#### SUPPLIED ENTRIES

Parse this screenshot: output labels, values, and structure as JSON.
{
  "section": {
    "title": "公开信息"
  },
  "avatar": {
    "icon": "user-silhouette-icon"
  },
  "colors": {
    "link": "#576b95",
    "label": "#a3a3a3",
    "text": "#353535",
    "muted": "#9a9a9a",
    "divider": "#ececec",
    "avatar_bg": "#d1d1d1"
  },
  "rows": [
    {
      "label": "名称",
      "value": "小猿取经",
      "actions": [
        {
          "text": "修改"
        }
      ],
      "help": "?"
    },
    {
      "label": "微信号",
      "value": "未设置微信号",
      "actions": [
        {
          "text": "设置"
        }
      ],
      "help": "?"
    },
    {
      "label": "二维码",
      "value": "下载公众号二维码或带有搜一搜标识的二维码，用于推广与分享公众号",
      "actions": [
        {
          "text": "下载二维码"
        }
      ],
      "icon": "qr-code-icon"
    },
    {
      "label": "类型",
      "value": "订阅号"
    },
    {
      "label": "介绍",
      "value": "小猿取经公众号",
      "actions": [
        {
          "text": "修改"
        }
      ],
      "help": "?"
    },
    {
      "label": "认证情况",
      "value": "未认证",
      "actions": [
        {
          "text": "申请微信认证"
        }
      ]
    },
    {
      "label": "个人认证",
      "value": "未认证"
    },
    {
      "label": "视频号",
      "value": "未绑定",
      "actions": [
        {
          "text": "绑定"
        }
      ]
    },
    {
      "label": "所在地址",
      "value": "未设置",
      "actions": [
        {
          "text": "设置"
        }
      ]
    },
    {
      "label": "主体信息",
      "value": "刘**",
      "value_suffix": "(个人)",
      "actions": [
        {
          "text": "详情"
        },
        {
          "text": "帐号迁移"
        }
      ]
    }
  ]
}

########

> INSTRUCTION
Using the records given above, list every line that includes the word "icon".

> TASK RESULT
    "icon": "user-silhouette-icon"
      "icon": "qr-code-icon"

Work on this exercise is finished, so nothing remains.